Extract each line of the material that follows exactly and omit its pictures.

▶ [Input data]:
*****
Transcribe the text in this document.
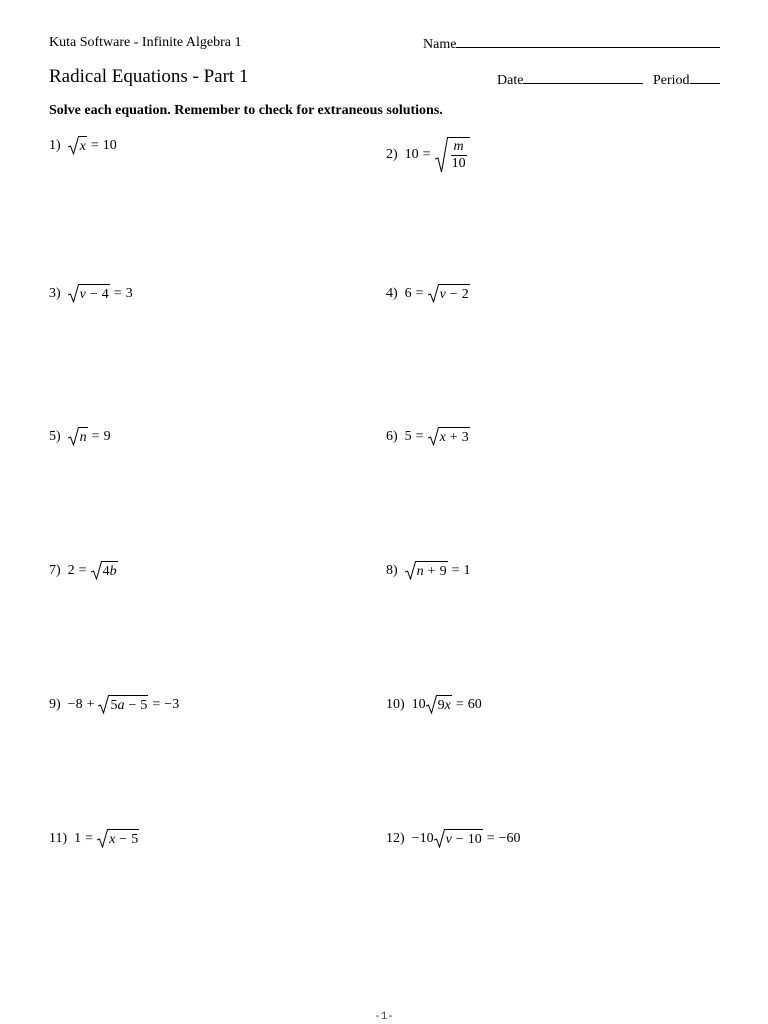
Kuta Software - Infinite Algebra 1	Name
Radical Equations - Part 1	Date	Period
Solve each equation. Remember to check for extraneous solutions.
1) x = 10
2) $10 = \frac{m}{10}$
3) v − 4 = 3	4) 6 = v − 2
5) n = 9	6) 5 = x + 3
7) 2 = 4b	8) n + 9 = 1
9) −8 + 5a − 5 = −3	10) 10 9x = 60
11) 1 = x − 5	12) −10 v − 10 = −60
-1-
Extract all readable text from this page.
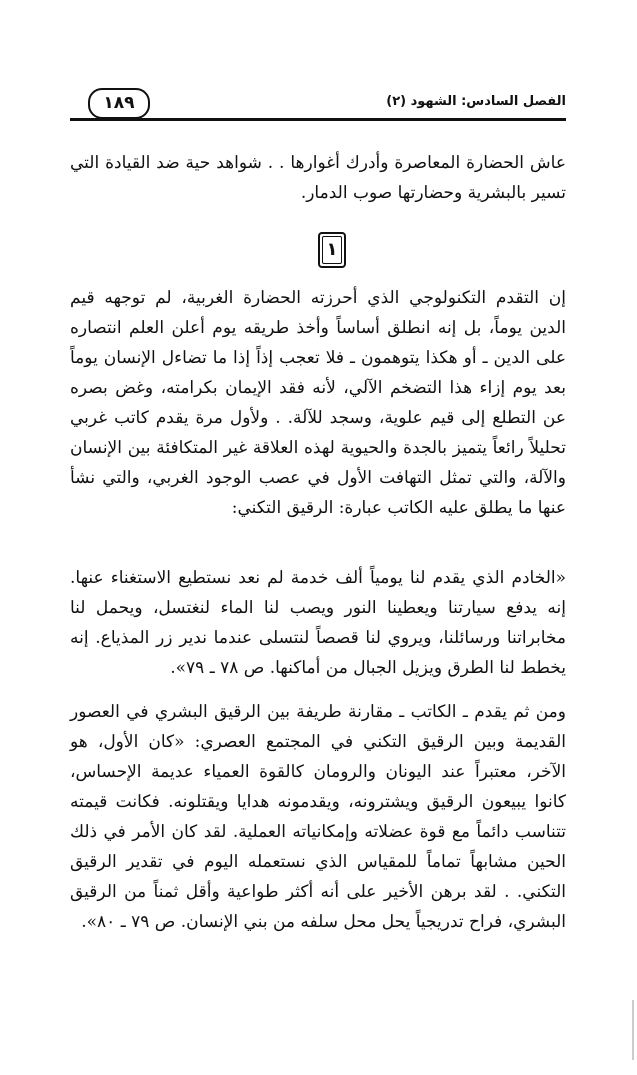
١٨٩	الفصل السادس: الشهود (٢)

عاش الحضارة المعاصرة وأدرك أغوارها . . شواهد حية ضد القيادة التي تسير بالبشرية وحضارتها صوب الدمار.

١

إن التقدم التكنولوجي الذي أحرزته الحضارة الغربية، لم توجهه قيم الدين يوماً، بل إنه انطلق أساساً وأخذ طريقه يوم أعلن العلم انتصاره على الدين ـ أو هكذا يتوهمون ـ فلا تعجب إذاً إذا ما تضاءل الإنسان يوماً بعد يوم إزاء هذا التضخم الآلي، لأنه فقد الإيمان بكرامته، وغض بصره عن التطلع إلى قيم علوية، وسجد للآلة. . ولأول مرة يقدم كاتب غربي تحليلاً رائعاً يتميز بالجدة والحيوية لهذه العلاقة غير المتكافئة بين الإنسان والآلة، والتي تمثل التهافت الأول في عصب الوجود الغربي، والتي نشأ عنها ما يطلق عليه الكاتب عبارة: الرقيق التكني:

«الخادم الذي يقدم لنا يومياً ألف خدمة لم نعد نستطيع الاستغناء عنها. إنه يدفع سيارتنا ويعطينا النور ويصب لنا الماء لنغتسل، ويحمل لنا مخابراتنا ورسائلنا، ويروي لنا قصصاً لنتسلى عندما ندير زر المذياع. إنه يخطط لنا الطرق ويزيل الجبال من أماكنها. ص ٧٨ ـ ٧٩».

ومن ثم يقدم ـ الكاتب ـ مقارنة طريفة بين الرقيق البشري في العصور القديمة وبين الرقيق التكني في المجتمع العصري: «كان الأول، هو الآخر، معتبراً عند اليونان والرومان كالقوة العمياء عديمة الإحساس، كانوا يبيعون الرقيق ويشترونه، ويقدمونه هدايا ويقتلونه. فكانت قيمته تتناسب دائماً مع قوة عضلاته وإمكانياته العملية. لقد كان الأمر في ذلك الحين مشابهاً تماماً للمقياس الذي نستعمله اليوم في تقدير الرقيق التكني. . لقد برهن الأخير على أنه أكثر طواعية وأقل ثمناً من الرقيق البشري، فراح تدريجياً يحل محل سلفه من بني الإنسان. ص ٧٩ ـ ٨٠».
*****
▶ [Exercise solution]:
Transcribe the text in this document.
Kuta Software - Infinite Algebra 1	Name
Radical Equations - Part 1	Date	Period
Solve each equation. Remember to check for extraneous solutions.
1) x = 10
2) $10 = \frac{m}{10}$
3) v − 4 = 3	4) 6 = v − 2
5) n = 9	6) 5 = x + 3
7) 2 = 4b	8) n + 9 = 1
9) −8 + 5a − 5 = −3	10) 10 9x = 60
11) 1 = x − 5	12) −10 v − 10 = −60
-1-
Extract all readable text from this page.
١٨٩	الفصل السادس: الشهود (٢)

عاش الحضارة المعاصرة وأدرك أغوارها . . شواهد حية ضد القيادة التي تسير بالبشرية وحضارتها صوب الدمار.

١

إن التقدم التكنولوجي الذي أحرزته الحضارة الغربية، لم توجهه قيم الدين يوماً، بل إنه انطلق أساساً وأخذ طريقه يوم أعلن العلم انتصاره على الدين ـ أو هكذا يتوهمون ـ فلا تعجب إذاً إذا ما تضاءل الإنسان يوماً بعد يوم إزاء هذا التضخم الآلي، لأنه فقد الإيمان بكرامته، وغض بصره عن التطلع إلى قيم علوية، وسجد للآلة. . ولأول مرة يقدم كاتب غربي تحليلاً رائعاً يتميز بالجدة والحيوية لهذه العلاقة غير المتكافئة بين الإنسان والآلة، والتي تمثل التهافت الأول في عصب الوجود الغربي، والتي نشأ عنها ما يطلق عليه الكاتب عبارة: الرقيق التكني:

«الخادم الذي يقدم لنا يومياً ألف خدمة لم نعد نستطيع الاستغناء عنها. إنه يدفع سيارتنا ويعطينا النور ويصب لنا الماء لنغتسل، ويحمل لنا مخابراتنا ورسائلنا، ويروي لنا قصصاً لنتسلى عندما ندير زر المذياع. إنه يخطط لنا الطرق ويزيل الجبال من أماكنها. ص ٧٨ ـ ٧٩».

ومن ثم يقدم ـ الكاتب ـ مقارنة طريفة بين الرقيق البشري في العصور القديمة وبين الرقيق التكني في المجتمع العصري: «كان الأول، هو الآخر، معتبراً عند اليونان والرومان كالقوة العمياء عديمة الإحساس، كانوا يبيعون الرقيق ويشترونه، ويقدمونه هدايا ويقتلونه. فكانت قيمته تتناسب دائماً مع قوة عضلاته وإمكانياته العملية. لقد كان الأمر في ذلك الحين مشابهاً تماماً للمقياس الذي نستعمله اليوم في تقدير الرقيق التكني. . لقد برهن الأخير على أنه أكثر طواعية وأقل ثمناً من الرقيق البشري، فراح تدريجياً يحل محل سلفه من بني الإنسان. ص ٧٩ ـ ٨٠».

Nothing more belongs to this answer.